## begin

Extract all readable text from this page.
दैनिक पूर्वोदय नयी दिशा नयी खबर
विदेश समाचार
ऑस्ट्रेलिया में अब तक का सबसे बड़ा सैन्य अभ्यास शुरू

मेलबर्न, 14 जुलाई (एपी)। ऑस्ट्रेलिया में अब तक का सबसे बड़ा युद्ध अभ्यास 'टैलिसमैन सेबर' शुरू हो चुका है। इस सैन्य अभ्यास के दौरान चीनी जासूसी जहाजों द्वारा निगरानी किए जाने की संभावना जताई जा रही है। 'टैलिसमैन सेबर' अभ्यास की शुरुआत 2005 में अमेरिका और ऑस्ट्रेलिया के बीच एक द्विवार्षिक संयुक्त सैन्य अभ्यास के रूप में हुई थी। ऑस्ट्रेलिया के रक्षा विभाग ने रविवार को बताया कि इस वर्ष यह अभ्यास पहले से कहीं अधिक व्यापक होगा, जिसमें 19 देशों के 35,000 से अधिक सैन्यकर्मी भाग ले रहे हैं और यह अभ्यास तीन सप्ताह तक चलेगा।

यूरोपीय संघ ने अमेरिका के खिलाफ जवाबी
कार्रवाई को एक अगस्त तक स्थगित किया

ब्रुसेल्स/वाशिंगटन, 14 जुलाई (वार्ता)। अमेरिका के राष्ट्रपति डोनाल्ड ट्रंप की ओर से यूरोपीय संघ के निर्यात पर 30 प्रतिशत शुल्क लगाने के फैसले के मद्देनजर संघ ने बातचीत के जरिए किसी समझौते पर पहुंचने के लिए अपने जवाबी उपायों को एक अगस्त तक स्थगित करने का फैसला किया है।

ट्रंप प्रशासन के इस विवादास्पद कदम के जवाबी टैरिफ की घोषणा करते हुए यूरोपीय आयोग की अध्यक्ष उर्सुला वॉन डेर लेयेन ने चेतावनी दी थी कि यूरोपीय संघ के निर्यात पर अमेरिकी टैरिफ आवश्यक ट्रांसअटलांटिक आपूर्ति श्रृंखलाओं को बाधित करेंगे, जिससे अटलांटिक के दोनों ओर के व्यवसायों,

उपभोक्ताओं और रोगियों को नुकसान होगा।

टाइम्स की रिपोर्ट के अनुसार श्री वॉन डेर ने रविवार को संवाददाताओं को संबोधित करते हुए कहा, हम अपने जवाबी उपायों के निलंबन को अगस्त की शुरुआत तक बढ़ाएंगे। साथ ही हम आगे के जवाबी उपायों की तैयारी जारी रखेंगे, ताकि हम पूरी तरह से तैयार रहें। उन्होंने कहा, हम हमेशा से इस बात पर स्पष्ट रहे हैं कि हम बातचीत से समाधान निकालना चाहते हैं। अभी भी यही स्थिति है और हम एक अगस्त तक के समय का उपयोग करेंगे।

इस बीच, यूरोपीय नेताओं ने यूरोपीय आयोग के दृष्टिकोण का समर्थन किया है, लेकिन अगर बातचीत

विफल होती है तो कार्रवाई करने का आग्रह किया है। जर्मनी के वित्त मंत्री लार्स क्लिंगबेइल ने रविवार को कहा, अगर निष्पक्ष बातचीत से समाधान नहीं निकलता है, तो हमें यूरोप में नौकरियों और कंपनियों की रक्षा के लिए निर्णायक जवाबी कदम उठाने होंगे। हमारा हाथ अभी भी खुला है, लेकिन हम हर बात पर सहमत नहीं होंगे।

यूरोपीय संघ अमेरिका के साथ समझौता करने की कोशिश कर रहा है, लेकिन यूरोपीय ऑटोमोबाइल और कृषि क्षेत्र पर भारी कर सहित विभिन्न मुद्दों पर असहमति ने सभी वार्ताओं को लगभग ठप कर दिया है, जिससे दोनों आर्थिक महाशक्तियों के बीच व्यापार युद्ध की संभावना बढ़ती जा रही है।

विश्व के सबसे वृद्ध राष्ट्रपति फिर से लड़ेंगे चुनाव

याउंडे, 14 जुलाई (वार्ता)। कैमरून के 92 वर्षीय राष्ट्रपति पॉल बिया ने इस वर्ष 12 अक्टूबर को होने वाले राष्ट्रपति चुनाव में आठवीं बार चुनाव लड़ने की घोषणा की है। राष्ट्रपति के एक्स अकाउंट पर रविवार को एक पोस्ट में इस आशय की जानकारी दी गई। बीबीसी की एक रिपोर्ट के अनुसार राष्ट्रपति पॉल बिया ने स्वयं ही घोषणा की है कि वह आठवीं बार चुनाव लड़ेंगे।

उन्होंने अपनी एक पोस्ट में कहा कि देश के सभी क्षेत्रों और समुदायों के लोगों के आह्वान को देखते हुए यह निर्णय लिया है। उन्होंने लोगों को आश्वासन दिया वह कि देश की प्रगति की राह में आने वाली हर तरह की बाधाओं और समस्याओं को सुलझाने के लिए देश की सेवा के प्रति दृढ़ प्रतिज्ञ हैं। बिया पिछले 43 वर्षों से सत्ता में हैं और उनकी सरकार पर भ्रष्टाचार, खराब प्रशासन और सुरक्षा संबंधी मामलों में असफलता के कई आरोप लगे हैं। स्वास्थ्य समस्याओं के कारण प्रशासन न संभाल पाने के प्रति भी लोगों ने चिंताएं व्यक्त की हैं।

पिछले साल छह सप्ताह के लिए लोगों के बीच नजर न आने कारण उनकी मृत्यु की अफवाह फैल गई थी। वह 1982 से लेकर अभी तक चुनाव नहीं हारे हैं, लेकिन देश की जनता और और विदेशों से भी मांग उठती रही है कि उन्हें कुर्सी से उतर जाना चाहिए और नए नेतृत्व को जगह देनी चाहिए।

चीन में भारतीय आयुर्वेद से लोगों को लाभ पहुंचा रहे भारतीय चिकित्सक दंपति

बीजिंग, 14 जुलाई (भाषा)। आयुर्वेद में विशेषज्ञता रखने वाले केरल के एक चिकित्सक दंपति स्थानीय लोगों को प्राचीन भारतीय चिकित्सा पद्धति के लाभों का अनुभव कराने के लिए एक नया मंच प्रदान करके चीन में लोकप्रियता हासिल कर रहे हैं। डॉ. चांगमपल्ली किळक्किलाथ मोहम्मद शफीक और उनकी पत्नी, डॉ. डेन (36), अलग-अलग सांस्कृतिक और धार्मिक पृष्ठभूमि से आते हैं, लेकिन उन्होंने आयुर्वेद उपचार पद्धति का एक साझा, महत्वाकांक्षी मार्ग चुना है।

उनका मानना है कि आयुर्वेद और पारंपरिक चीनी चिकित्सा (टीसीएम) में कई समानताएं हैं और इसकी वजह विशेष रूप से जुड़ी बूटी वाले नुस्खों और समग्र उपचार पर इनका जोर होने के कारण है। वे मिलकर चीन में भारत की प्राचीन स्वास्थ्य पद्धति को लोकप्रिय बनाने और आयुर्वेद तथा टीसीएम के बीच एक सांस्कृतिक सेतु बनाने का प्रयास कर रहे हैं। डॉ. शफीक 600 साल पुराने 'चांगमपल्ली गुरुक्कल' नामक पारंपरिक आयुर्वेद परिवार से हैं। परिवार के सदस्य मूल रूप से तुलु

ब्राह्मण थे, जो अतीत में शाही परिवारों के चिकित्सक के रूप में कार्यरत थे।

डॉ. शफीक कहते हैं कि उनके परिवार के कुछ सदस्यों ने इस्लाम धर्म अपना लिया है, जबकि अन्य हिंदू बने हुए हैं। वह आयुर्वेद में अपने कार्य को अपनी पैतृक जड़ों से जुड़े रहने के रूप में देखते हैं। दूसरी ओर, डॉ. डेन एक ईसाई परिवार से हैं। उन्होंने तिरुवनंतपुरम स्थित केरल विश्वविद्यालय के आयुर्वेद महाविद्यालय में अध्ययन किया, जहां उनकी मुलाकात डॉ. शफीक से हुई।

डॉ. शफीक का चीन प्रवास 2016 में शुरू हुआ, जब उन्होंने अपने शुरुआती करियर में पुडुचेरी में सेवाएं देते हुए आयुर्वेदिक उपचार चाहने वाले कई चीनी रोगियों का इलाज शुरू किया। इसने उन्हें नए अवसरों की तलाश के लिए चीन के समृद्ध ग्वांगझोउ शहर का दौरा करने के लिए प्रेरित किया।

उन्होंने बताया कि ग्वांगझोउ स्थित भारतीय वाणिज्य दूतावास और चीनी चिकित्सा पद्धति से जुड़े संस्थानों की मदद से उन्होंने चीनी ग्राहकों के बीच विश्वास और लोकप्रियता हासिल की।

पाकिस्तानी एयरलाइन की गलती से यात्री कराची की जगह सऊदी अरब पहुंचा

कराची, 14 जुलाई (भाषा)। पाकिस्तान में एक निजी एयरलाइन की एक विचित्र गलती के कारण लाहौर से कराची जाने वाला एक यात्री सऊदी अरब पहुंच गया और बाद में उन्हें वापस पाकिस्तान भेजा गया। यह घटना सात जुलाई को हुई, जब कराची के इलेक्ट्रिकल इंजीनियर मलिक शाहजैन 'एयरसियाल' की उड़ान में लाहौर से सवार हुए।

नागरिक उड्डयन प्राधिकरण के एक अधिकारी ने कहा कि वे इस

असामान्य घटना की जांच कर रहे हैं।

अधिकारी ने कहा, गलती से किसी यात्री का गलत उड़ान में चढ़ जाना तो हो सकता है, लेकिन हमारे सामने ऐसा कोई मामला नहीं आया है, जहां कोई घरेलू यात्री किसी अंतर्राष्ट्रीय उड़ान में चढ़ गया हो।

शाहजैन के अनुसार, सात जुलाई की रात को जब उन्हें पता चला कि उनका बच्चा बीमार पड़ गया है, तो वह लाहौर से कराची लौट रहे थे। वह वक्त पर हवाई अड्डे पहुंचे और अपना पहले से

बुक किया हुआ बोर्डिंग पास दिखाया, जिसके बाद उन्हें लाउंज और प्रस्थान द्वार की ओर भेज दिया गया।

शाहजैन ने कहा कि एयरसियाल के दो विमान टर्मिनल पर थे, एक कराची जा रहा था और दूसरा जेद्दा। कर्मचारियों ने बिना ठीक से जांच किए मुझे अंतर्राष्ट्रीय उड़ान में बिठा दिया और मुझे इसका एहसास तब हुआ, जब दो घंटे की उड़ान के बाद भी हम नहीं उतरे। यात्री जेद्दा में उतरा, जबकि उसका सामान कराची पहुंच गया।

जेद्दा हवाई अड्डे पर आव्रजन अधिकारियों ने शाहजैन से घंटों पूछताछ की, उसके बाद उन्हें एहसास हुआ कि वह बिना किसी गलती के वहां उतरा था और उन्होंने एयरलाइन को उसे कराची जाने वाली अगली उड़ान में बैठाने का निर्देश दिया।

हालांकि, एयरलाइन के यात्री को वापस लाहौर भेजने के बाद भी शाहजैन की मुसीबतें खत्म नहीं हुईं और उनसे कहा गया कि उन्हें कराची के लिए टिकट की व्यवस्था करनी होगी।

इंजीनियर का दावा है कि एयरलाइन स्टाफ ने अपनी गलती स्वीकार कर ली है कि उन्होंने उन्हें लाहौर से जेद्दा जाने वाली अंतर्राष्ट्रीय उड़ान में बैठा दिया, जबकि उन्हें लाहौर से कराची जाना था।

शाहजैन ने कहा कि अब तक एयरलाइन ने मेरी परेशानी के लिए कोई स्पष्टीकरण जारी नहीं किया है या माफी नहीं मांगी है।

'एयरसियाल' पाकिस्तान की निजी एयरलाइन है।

## end

# REQUIREMENT
Count each line of the entries that holds the word "गमपल", then state the total and nothing more.

# OUTPUT FOR THIS TASK
2